> [Instructions to follow]:
Copy out every line exactly, passing over the pictures.

---+---

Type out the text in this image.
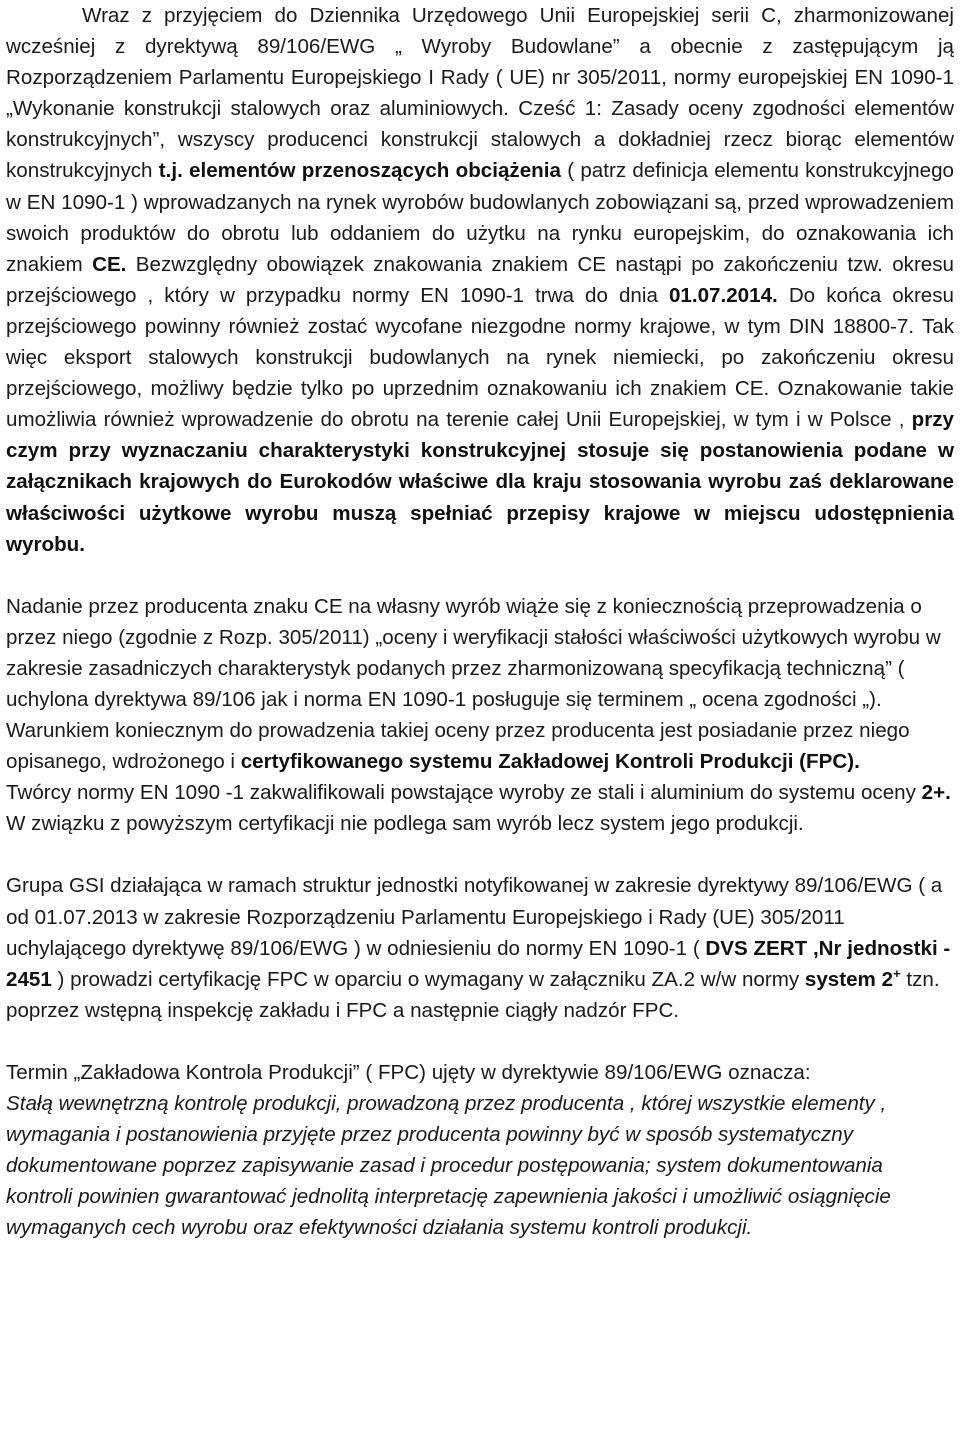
Wraz z przyjęciem do Dziennika Urzędowego Unii Europejskiej serii C, zharmonizowanej wcześniej z dyrektywą 89/106/EWG „ Wyroby Budowlane” a obecnie z zastępującym ją Rozporządzeniem Parlamentu Europejskiego I Rady ( UE) nr 305/2011, normy europejskiej EN 1090-1 „Wykonanie konstrukcji stalowych oraz aluminiowych. Cześć 1: Zasady oceny zgodności elementów konstrukcyjnych”, wszyscy producenci konstrukcji stalowych a dokładniej rzecz biorąc elementów konstrukcyjnych t.j. elementów przenoszących obciążenia ( patrz definicja elementu konstrukcyjnego w EN 1090-1 ) wprowadzanych na rynek wyrobów budowlanych zobowiązani są, przed wprowadzeniem swoich produktów do obrotu lub oddaniem do użytku na rynku europejskim, do oznakowania ich znakiem CE. Bezwzględny obowiązek znakowania znakiem CE nastąpi po zakończeniu tzw. okresu przejściowego , który w przypadku normy EN 1090-1 trwa do dnia 01.07.2014. Do końca okresu przejściowego powinny również zostać wycofane niezgodne normy krajowe, w tym DIN 18800-7. Tak więc eksport stalowych konstrukcji budowlanych na rynek niemiecki, po zakończeniu okresu przejściowego, możliwy będzie tylko po uprzednim oznakowaniu ich znakiem CE. Oznakowanie takie umożliwia również wprowadzenie do obrotu na terenie całej Unii Europejskiej, w tym i w Polsce , przy czym przy wyznaczaniu charakterystyki konstrukcyjnej stosuje się postanowienia podane w załącznikach krajowych do Eurokodów właściwe dla kraju stosowania wyrobu zaś deklarowane właściwości użytkowe wyrobu muszą spełniać przepisy krajowe w miejscu udostępnienia wyrobu.

Nadanie przez producenta znaku CE na własny wyrób wiąże się z koniecznością przeprowadzenia o przez niego (zgodnie z Rozp. 305/2011) „oceny i weryfikacji stałości właściwości użytkowych wyrobu w zakresie zasadniczych charakterystyk podanych przez zharmonizowaną specyfikacją techniczną” ( uchylona dyrektywa 89/106 jak i norma EN 1090-1 posługuje się terminem „ ocena zgodności „).

Warunkiem koniecznym do prowadzenia takiej oceny przez producenta jest posiadanie przez niego opisanego, wdrożonego i certyfikowanego systemu Zakładowej Kontroli Produkcji (FPC).

Twórcy normy EN 1090 -1 zakwalifikowali powstające wyroby ze stali i aluminium do systemu oceny 2+. W związku z powyższym certyfikacji nie podlega sam wyrób lecz system jego produkcji.

Grupa GSI działająca w ramach struktur jednostki notyfikowanej w zakresie dyrektywy 89/106/EWG ( a od 01.07.2013 w zakresie Rozporządzeniu Parlamentu Europejskiego i Rady (UE) 305/2011 uchylającego dyrektywę 89/106/EWG ) w odniesieniu do normy EN 1090-1 ( DVS ZERT ,Nr jednostki - 2451 ) prowadzi certyfikację FPC w oparciu o wymagany w załączniku ZA.2 w/w normy system 2+ tzn. poprzez wstępną inspekcję zakładu i FPC a następnie ciągły nadzór FPC.

Termin „Zakładowa Kontrola Produkcji” ( FPC) ujęty w dyrektywie 89/106/EWG oznacza:

Stałą wewnętrzną kontrolę produkcji, prowadzoną przez producenta , której wszystkie elementy , wymagania i postanowienia przyjęte przez producenta powinny być w sposób systematyczny dokumentowane poprzez zapisywanie zasad i procedur postępowania; system dokumentowania kontroli powinien gwarantować jednolitą interpretację zapewnienia jakości i umożliwić osiągnięcie wymaganych cech wyrobu oraz efektywności działania systemu kontroli produkcji.
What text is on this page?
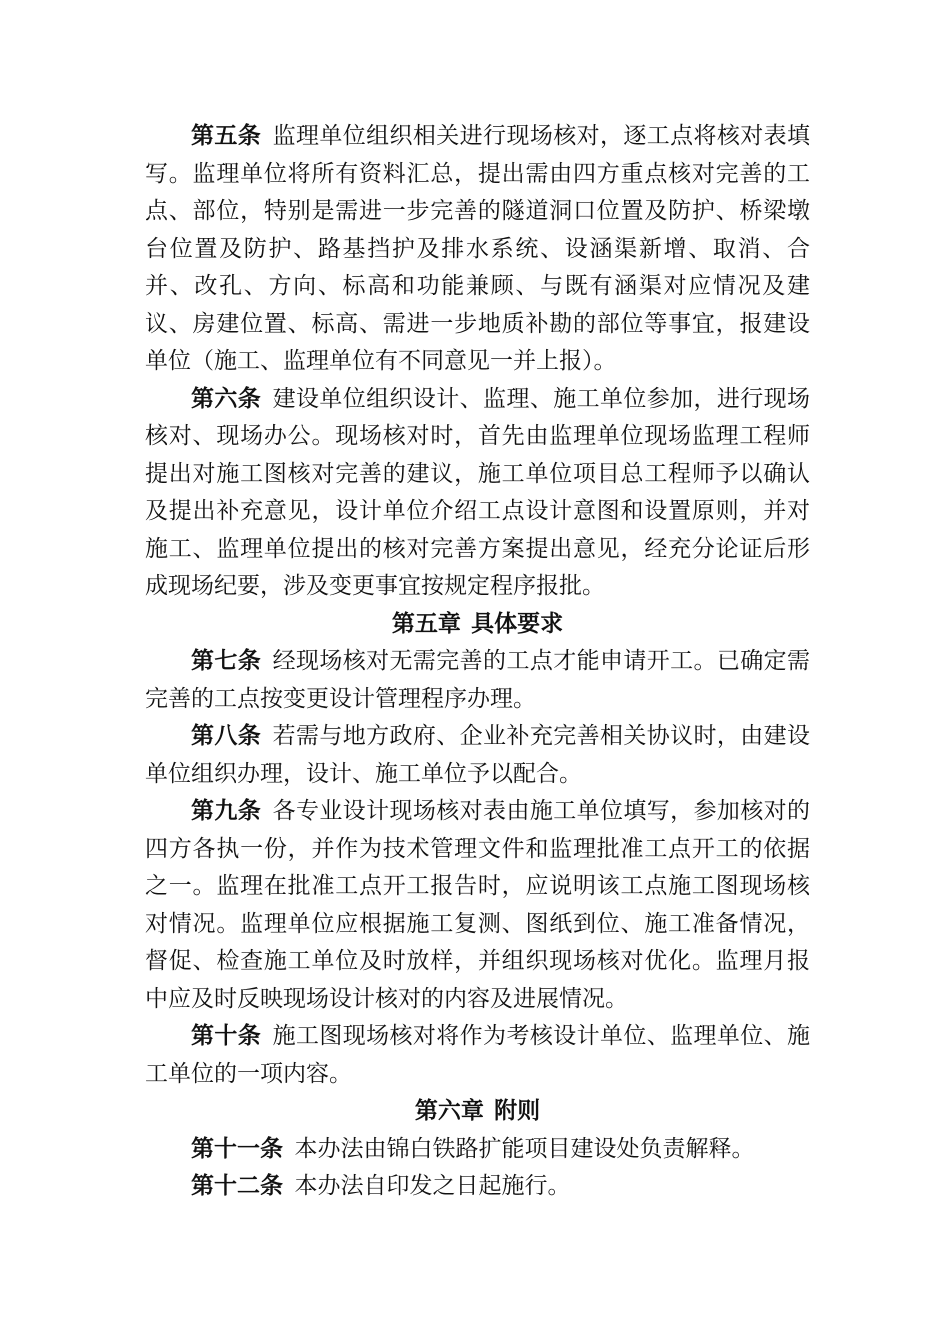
第五条 监理单位组织相关进行现场核对，逐工点将核对表填写。监理单位将所有资料汇总，提出需由四方重点核对完善的工点、部位，特别是需进一步完善的隧道洞口位置及防护、桥梁墩台位置及防护、路基挡护及排水系统、设涵渠新增、取消、合并、改孔、方向、标高和功能兼顾、与既有涵渠对应情况及建议、房建位置、标高、需进一步地质补勘的部位等事宜，报建设单位（施工、监理单位有不同意见一并上报）。

第六条 建设单位组织设计、监理、施工单位参加，进行现场核对、现场办公。现场核对时，首先由监理单位现场监理工程师提出对施工图核对完善的建议，施工单位项目总工程师予以确认及提出补充意见，设计单位介绍工点设计意图和设置原则，并对施工、监理单位提出的核对完善方案提出意见，经充分论证后形成现场纪要，涉及变更事宜按规定程序报批。

第五章 具体要求

第七条 经现场核对无需完善的工点才能申请开工。已确定需完善的工点按变更设计管理程序办理。

第八条 若需与地方政府、企业补充完善相关协议时，由建设单位组织办理，设计、施工单位予以配合。

第九条 各专业设计现场核对表由施工单位填写，参加核对的四方各执一份，并作为技术管理文件和监理批准工点开工的依据之一。监理在批准工点开工报告时，应说明该工点施工图现场核对情况。监理单位应根据施工复测、图纸到位、施工准备情况，督促、检查施工单位及时放样，并组织现场核对优化。监理月报中应及时反映现场设计核对的内容及进展情况。

第十条 施工图现场核对将作为考核设计单位、监理单位、施工单位的一项内容。

第六章 附则

第十一条 本办法由锦白铁路扩能项目建设处负责解释。

第十二条 本办法自印发之日起施行。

---+---

> [The solution]:
Type out the text in this image.
Wraz z przyjęciem do Dziennika Urzędowego Unii Europejskiej serii C, zharmonizowanej wcześniej z dyrektywą 89/106/EWG „ Wyroby Budowlane” a obecnie z zastępującym ją Rozporządzeniem Parlamentu Europejskiego I Rady ( UE) nr 305/2011, normy europejskiej EN 1090-1 „Wykonanie konstrukcji stalowych oraz aluminiowych. Cześć 1: Zasady oceny zgodności elementów konstrukcyjnych”, wszyscy producenci konstrukcji stalowych a dokładniej rzecz biorąc elementów konstrukcyjnych t.j. elementów przenoszących obciążenia ( patrz definicja elementu konstrukcyjnego w EN 1090-1 ) wprowadzanych na rynek wyrobów budowlanych zobowiązani są, przed wprowadzeniem swoich produktów do obrotu lub oddaniem do użytku na rynku europejskim, do oznakowania ich znakiem CE. Bezwzględny obowiązek znakowania znakiem CE nastąpi po zakończeniu tzw. okresu przejściowego , który w przypadku normy EN 1090-1 trwa do dnia 01.07.2014. Do końca okresu przejściowego powinny również zostać wycofane niezgodne normy krajowe, w tym DIN 18800-7. Tak więc eksport stalowych konstrukcji budowlanych na rynek niemiecki, po zakończeniu okresu przejściowego, możliwy będzie tylko po uprzednim oznakowaniu ich znakiem CE. Oznakowanie takie umożliwia również wprowadzenie do obrotu na terenie całej Unii Europejskiej, w tym i w Polsce , przy czym przy wyznaczaniu charakterystyki konstrukcyjnej stosuje się postanowienia podane w załącznikach krajowych do Eurokodów właściwe dla kraju stosowania wyrobu zaś deklarowane właściwości użytkowe wyrobu muszą spełniać przepisy krajowe w miejscu udostępnienia wyrobu.

Nadanie przez producenta znaku CE na własny wyrób wiąże się z koniecznością przeprowadzenia o przez niego (zgodnie z Rozp. 305/2011) „oceny i weryfikacji stałości właściwości użytkowych wyrobu w zakresie zasadniczych charakterystyk podanych przez zharmonizowaną specyfikacją techniczną” ( uchylona dyrektywa 89/106 jak i norma EN 1090-1 posługuje się terminem „ ocena zgodności „).

Warunkiem koniecznym do prowadzenia takiej oceny przez producenta jest posiadanie przez niego opisanego, wdrożonego i certyfikowanego systemu Zakładowej Kontroli Produkcji (FPC).

Twórcy normy EN 1090 -1 zakwalifikowali powstające wyroby ze stali i aluminium do systemu oceny 2+. W związku z powyższym certyfikacji nie podlega sam wyrób lecz system jego produkcji.

Grupa GSI działająca w ramach struktur jednostki notyfikowanej w zakresie dyrektywy 89/106/EWG ( a od 01.07.2013 w zakresie Rozporządzeniu Parlamentu Europejskiego i Rady (UE) 305/2011 uchylającego dyrektywę 89/106/EWG ) w odniesieniu do normy EN 1090-1 ( DVS ZERT ,Nr jednostki - 2451 ) prowadzi certyfikację FPC w oparciu o wymagany w załączniku ZA.2 w/w normy system 2+ tzn. poprzez wstępną inspekcję zakładu i FPC a następnie ciągły nadzór FPC.

Termin „Zakładowa Kontrola Produkcji” ( FPC) ujęty w dyrektywie 89/106/EWG oznacza:

Stałą wewnętrzną kontrolę produkcji, prowadzoną przez producenta , której wszystkie elementy , wymagania i postanowienia przyjęte przez producenta powinny być w sposób systematyczny dokumentowane poprzez zapisywanie zasad i procedur postępowania; system dokumentowania kontroli powinien gwarantować jednolitą interpretację zapewnienia jakości i umożliwić osiągnięcie wymaganych cech wyrobu oraz efektywności działania systemu kontroli produkcji.
What text is on this page?
第五条 监理单位组织相关进行现场核对，逐工点将核对表填写。监理单位将所有资料汇总，提出需由四方重点核对完善的工点、部位，特别是需进一步完善的隧道洞口位置及防护、桥梁墩台位置及防护、路基挡护及排水系统、设涵渠新增、取消、合并、改孔、方向、标高和功能兼顾、与既有涵渠对应情况及建议、房建位置、标高、需进一步地质补勘的部位等事宜，报建设单位（施工、监理单位有不同意见一并上报）。

第六条 建设单位组织设计、监理、施工单位参加，进行现场核对、现场办公。现场核对时，首先由监理单位现场监理工程师提出对施工图核对完善的建议，施工单位项目总工程师予以确认及提出补充意见，设计单位介绍工点设计意图和设置原则，并对施工、监理单位提出的核对完善方案提出意见，经充分论证后形成现场纪要，涉及变更事宜按规定程序报批。

第五章 具体要求

第七条 经现场核对无需完善的工点才能申请开工。已确定需完善的工点按变更设计管理程序办理。

第八条 若需与地方政府、企业补充完善相关协议时，由建设单位组织办理，设计、施工单位予以配合。

第九条 各专业设计现场核对表由施工单位填写，参加核对的四方各执一份，并作为技术管理文件和监理批准工点开工的依据之一。监理在批准工点开工报告时，应说明该工点施工图现场核对情况。监理单位应根据施工复测、图纸到位、施工准备情况，督促、检查施工单位及时放样，并组织现场核对优化。监理月报中应及时反映现场设计核对的内容及进展情况。

第十条 施工图现场核对将作为考核设计单位、监理单位、施工单位的一项内容。

第六章 附则

第十一条 本办法由锦白铁路扩能项目建设处负责解释。

第十二条 本办法自印发之日起施行。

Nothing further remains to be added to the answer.